● Directive
Gather each line containing the string "Увеличение" from these entries.

Records excerpted from a collection:

+ + + +

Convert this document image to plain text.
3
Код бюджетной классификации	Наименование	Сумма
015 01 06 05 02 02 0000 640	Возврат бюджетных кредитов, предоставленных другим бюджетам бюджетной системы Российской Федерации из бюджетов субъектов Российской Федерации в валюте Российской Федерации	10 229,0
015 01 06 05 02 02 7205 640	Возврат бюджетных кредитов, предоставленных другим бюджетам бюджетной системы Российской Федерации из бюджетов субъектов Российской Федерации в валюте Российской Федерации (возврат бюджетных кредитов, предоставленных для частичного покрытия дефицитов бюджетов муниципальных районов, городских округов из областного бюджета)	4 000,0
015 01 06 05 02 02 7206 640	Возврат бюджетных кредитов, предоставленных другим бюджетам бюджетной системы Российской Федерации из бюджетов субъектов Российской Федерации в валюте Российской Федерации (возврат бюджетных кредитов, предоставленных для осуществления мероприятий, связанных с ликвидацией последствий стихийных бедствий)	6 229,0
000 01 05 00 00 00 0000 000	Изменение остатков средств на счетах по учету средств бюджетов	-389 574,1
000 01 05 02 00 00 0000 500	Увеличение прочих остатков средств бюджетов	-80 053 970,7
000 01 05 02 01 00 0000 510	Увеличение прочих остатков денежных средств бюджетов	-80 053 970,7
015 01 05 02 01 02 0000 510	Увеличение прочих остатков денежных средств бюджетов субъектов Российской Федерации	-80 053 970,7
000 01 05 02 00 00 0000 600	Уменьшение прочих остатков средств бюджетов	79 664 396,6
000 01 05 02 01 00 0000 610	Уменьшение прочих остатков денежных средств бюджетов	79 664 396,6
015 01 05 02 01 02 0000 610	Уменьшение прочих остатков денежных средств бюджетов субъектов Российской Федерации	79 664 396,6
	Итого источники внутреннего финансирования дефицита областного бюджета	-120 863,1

+ + + +

● Response below
000 01 05 02 00 00 0000 500	Увеличение прочих остатков средств бюджетов	-80 053 970,7
000 01 05 02 01 00 0000 510	Увеличение прочих остатков денежных средств бюджетов	-80 053 970,7
015 01 05 02 01 02 0000 510	Увеличение прочих остатков денежных средств бюджетов субъектов Российской Федерации	-80 053 970,7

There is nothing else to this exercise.